▶ **TASK DIRECTIONS**: Track down each line that has the word "JSON" and copy it.

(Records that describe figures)
------------------------------------------------------------
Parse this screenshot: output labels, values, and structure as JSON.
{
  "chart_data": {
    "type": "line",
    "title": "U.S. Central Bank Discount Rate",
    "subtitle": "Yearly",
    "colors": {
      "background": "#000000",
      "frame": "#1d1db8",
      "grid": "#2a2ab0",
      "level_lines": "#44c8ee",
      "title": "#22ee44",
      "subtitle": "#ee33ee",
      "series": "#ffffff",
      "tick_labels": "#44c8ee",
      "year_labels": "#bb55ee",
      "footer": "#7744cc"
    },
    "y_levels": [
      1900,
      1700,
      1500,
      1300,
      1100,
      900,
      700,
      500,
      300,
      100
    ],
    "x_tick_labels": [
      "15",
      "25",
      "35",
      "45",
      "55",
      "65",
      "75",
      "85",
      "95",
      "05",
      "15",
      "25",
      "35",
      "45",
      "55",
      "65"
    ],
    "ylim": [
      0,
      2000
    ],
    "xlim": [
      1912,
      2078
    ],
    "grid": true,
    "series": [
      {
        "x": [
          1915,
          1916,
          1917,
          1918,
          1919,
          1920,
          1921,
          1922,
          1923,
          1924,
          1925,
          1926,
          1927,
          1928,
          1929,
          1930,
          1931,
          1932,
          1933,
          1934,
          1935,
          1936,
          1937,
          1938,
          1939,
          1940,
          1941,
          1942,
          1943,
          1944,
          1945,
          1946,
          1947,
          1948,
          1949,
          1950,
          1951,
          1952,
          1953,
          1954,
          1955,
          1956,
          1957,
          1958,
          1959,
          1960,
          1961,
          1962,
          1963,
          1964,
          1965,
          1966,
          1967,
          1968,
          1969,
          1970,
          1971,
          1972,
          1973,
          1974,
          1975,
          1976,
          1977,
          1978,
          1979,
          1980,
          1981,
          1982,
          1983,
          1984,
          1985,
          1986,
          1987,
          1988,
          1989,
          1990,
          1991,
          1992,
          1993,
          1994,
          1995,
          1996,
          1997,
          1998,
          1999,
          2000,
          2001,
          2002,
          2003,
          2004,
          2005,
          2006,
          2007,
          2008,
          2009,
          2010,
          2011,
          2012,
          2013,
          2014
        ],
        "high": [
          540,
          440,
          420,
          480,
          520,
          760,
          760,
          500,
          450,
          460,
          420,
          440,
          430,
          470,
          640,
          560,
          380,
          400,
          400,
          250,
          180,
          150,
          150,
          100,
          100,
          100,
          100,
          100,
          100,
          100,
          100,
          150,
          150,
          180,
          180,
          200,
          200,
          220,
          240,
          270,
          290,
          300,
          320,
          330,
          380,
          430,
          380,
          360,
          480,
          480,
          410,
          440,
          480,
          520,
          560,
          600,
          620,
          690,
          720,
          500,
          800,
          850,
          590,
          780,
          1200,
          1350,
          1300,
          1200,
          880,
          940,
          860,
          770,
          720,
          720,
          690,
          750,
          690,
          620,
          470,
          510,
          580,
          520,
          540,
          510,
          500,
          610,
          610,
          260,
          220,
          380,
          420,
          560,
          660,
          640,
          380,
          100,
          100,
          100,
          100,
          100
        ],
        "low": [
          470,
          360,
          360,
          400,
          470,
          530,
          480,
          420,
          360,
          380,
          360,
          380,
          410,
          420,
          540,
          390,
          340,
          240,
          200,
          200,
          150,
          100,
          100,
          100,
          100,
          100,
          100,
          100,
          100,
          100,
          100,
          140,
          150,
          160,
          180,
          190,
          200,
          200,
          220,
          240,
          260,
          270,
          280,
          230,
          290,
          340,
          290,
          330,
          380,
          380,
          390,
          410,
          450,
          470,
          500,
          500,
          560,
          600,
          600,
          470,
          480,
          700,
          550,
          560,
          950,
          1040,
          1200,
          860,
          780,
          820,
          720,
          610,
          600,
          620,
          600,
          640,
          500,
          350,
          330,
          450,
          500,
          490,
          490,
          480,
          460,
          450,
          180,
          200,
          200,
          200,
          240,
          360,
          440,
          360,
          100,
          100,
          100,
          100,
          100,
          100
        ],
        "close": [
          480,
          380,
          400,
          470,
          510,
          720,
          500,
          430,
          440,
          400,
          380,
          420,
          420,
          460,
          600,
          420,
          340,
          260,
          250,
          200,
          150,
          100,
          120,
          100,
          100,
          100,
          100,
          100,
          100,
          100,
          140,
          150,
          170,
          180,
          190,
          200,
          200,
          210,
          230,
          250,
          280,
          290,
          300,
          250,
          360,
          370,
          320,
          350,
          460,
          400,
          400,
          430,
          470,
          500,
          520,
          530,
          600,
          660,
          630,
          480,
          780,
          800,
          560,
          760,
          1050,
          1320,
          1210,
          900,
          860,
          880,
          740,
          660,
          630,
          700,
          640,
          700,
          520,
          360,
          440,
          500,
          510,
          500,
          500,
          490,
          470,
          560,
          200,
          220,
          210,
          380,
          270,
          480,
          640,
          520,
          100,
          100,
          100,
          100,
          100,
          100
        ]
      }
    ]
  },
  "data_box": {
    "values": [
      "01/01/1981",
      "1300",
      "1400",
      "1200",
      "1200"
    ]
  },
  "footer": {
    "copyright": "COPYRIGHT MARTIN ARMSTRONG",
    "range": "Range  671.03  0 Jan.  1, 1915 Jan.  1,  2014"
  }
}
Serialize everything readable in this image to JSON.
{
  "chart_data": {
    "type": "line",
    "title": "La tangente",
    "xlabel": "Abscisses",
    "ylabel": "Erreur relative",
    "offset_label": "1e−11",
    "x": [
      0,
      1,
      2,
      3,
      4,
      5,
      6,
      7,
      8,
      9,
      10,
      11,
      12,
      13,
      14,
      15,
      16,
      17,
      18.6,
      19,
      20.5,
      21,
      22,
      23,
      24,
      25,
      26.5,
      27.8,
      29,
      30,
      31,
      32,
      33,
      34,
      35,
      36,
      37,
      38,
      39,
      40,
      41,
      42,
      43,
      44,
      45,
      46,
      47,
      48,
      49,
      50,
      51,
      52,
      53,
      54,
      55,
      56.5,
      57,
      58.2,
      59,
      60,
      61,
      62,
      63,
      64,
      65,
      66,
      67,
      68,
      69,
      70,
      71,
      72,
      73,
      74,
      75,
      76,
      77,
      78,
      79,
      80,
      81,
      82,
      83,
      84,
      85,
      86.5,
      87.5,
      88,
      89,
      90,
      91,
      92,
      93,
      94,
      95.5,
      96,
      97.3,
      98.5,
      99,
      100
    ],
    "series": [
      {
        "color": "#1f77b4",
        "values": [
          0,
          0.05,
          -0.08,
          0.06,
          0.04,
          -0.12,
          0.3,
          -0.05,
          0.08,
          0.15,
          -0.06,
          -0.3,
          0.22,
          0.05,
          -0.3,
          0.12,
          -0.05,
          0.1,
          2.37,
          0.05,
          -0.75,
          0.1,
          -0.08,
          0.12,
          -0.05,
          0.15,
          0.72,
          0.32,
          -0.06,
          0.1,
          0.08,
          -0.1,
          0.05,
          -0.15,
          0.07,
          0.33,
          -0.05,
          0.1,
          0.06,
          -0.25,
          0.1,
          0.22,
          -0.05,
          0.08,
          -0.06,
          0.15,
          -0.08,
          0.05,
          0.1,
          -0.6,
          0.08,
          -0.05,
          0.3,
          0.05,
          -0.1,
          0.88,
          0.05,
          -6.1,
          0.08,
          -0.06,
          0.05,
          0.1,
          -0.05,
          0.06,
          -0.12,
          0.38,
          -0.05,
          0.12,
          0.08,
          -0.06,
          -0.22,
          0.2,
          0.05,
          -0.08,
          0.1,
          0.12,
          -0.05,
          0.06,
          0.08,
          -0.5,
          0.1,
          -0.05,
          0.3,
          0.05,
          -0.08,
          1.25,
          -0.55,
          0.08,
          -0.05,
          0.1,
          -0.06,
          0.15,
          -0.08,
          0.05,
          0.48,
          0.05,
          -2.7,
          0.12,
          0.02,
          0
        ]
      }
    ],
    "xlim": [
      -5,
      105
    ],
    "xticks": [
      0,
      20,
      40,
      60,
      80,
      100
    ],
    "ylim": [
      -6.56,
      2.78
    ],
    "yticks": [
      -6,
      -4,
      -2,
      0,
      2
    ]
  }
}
------------------------------------------------------------
▶ **OUTPUT FOR THIS TASK**:
Parse this screenshot: output labels, values, and structure as JSON.
Serialize everything readable in this image to JSON.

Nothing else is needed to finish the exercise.